Given exercise: Below are the records. List every line holding the word "unzufrieden".
_ _ _ _
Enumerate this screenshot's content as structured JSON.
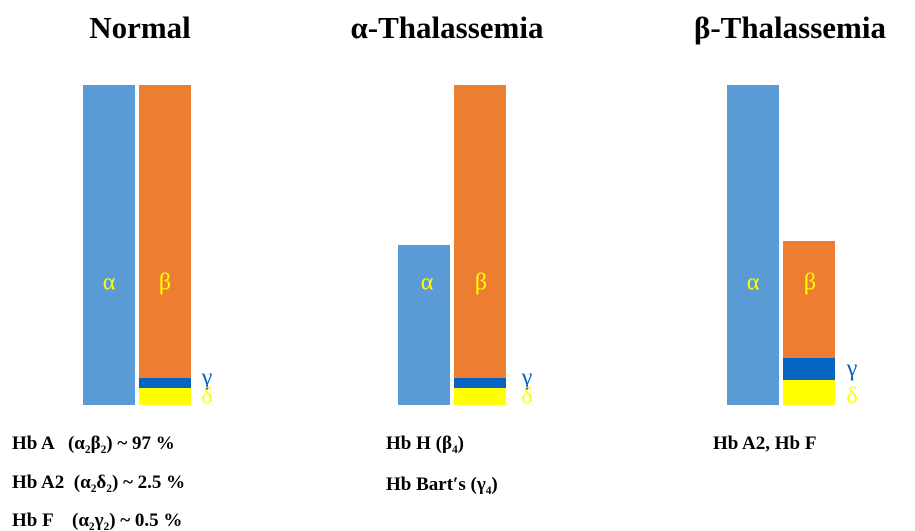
{
  "panels": [
    {
      "title": "Normal",
      "bar_labels": [
        "α",
        "β",
        "γ",
        "δ"
      ],
      "notes": [
        "Hb A   (α₂β₂) ~ 97 %",
        "Hb A2  (α₂δ₂) ~ 2.5 %",
        "Hb F    (α₂γ₂) ~ 0.5 %"
      ]
    },
    {
      "title": "α-Thalassemia",
      "bar_labels": [
        "α",
        "β",
        "γ",
        "δ"
      ],
      "notes": [
        "Hb H (β₄)",
        "Hb Bart′s (γ₄)"
      ]
    },
    {
      "title": "β-Thalassemia",
      "bar_labels": [
        "α",
        "β",
        "γ",
        "δ"
      ],
      "notes": [
        "Hb A2, Hb F"
      ]
    }
  ]
}
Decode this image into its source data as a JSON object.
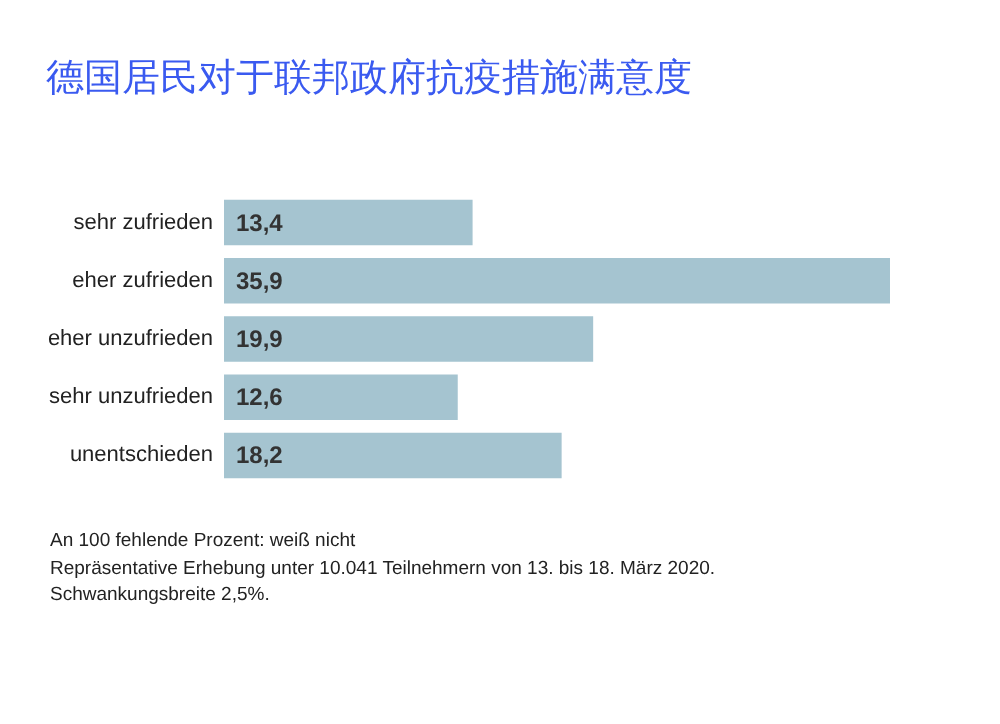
{
  "chart_data": {
    "type": "bar",
    "orientation": "horizontal",
    "tick_labels": "y",
    "title": "德国居民对于联邦政府抗疫措施满意度",
    "categories": [
      "sehr zufrieden",
      "eher zufrieden",
      "eher unzufrieden",
      "sehr unzufrieden",
      "unentschieden"
    ],
    "values": [
      13.4,
      35.9,
      19.9,
      12.6,
      18.2
    ],
    "value_labels": [
      "13,4",
      "35,9",
      "19,9",
      "12,6",
      "18,2"
    ],
    "color": "#a5c4d0",
    "annotations": [
      "An 100 fehlende Prozent: weiß nicht",
      "Repräsentative Erhebung unter 10.041 Teilnehmern von 13. bis 18. März 2020.",
      "Schwankungsbreite 2,5%."
    ]
  }
}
_ _ _ _
Task answer:
      "eher unzufrieden",
      "sehr unzufrieden",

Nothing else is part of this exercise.